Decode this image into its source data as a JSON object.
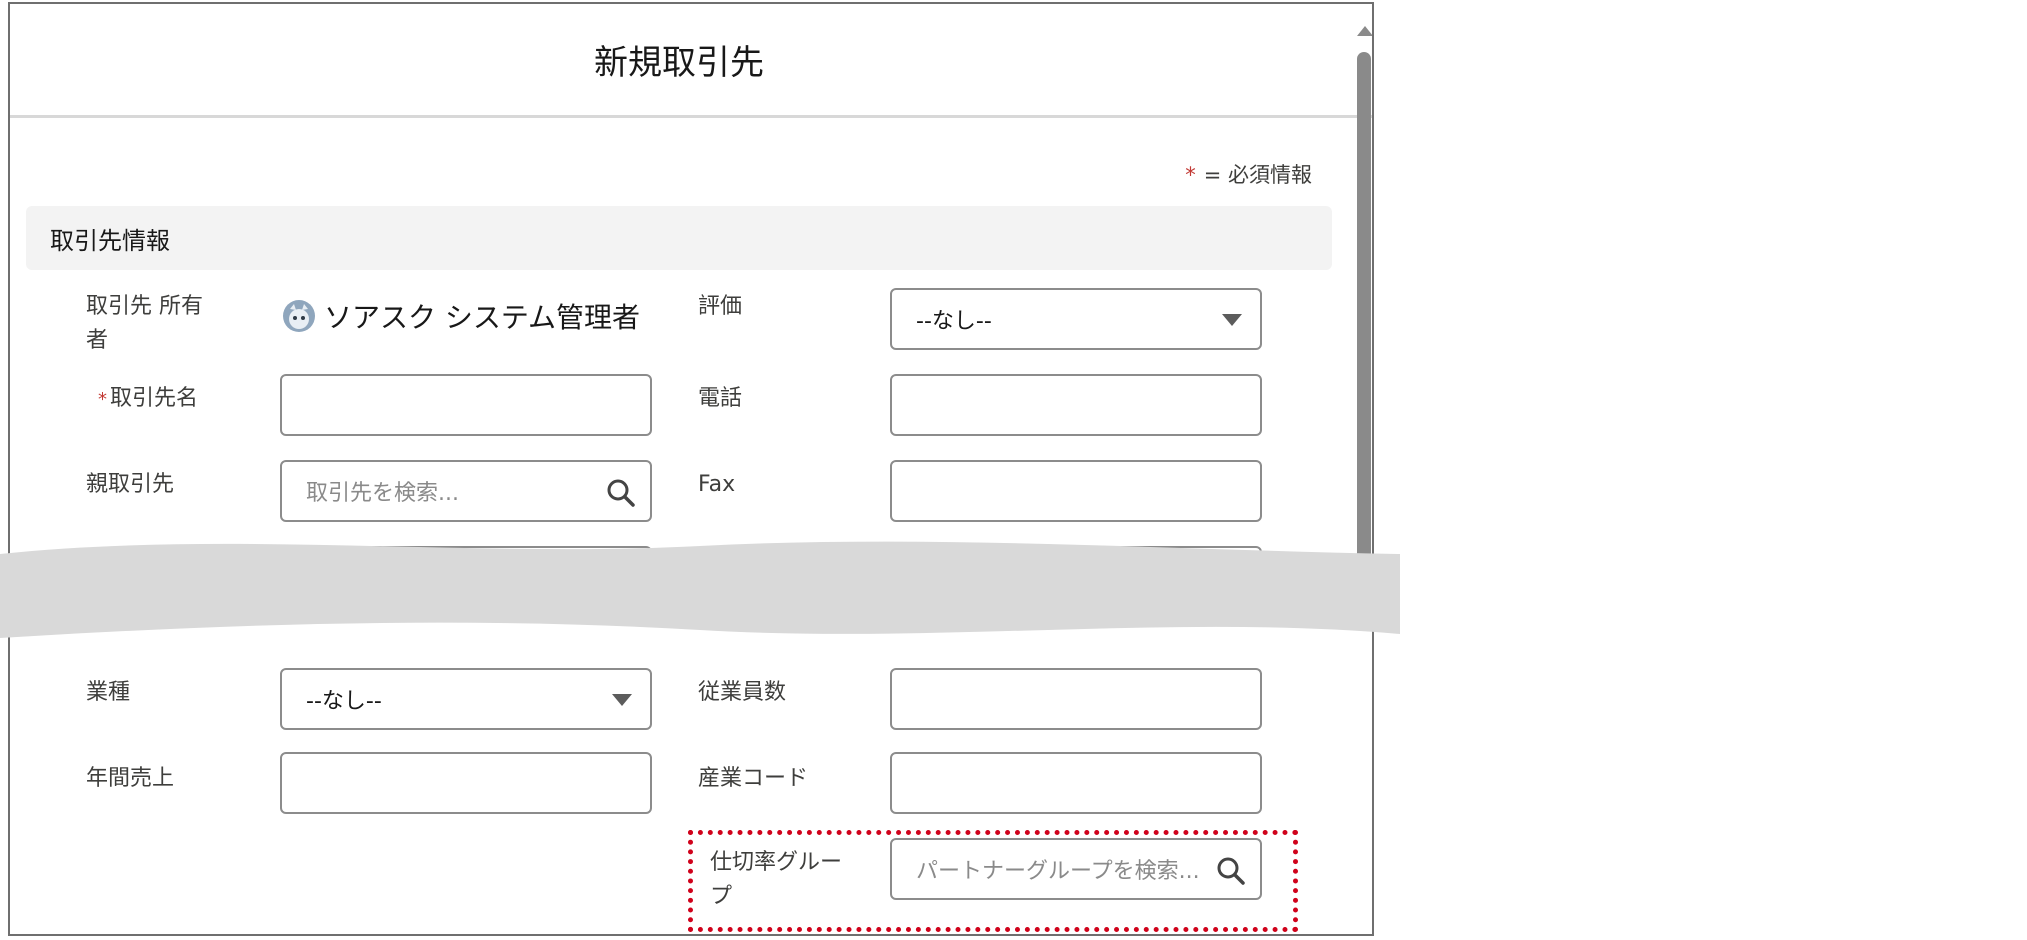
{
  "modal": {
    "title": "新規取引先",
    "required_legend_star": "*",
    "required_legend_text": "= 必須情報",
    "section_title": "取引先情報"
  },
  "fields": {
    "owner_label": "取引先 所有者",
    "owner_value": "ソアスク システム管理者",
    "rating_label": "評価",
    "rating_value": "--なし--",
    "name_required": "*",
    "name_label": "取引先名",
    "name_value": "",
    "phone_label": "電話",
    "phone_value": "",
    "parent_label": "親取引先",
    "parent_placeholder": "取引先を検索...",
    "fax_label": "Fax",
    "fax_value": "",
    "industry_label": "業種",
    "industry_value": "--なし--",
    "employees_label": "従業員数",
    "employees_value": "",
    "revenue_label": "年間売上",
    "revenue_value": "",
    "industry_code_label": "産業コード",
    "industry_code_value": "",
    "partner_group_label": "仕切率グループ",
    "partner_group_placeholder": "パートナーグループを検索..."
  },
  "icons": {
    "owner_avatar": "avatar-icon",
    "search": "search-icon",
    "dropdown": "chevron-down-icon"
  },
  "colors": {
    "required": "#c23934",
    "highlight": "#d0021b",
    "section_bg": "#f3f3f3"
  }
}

GIVEN INSTRUCTION = Quote the preceding records in their entirety, excluding every picture.

TASK RESPONSE =
Decode this image into its source data as a JSON object.
{
  "modal": {
    "title": "新規取引先",
    "required_legend_star": "*",
    "required_legend_text": "= 必須情報",
    "section_title": "取引先情報"
  },
  "fields": {
    "owner_label": "取引先 所有者",
    "owner_value": "ソアスク システム管理者",
    "rating_label": "評価",
    "rating_value": "--なし--",
    "name_required": "*",
    "name_label": "取引先名",
    "name_value": "",
    "phone_label": "電話",
    "phone_value": "",
    "parent_label": "親取引先",
    "parent_placeholder": "取引先を検索...",
    "fax_label": "Fax",
    "fax_value": "",
    "industry_label": "業種",
    "industry_value": "--なし--",
    "employees_label": "従業員数",
    "employees_value": "",
    "revenue_label": "年間売上",
    "revenue_value": "",
    "industry_code_label": "産業コード",
    "industry_code_value": "",
    "partner_group_label": "仕切率グループ",
    "partner_group_placeholder": "パートナーグループを検索..."
  },
  "icons": {
    "owner_avatar": "avatar-icon",
    "search": "search-icon",
    "dropdown": "chevron-down-icon"
  },
  "colors": {
    "required": "#c23934",
    "highlight": "#d0021b",
    "section_bg": "#f3f3f3"
  }
}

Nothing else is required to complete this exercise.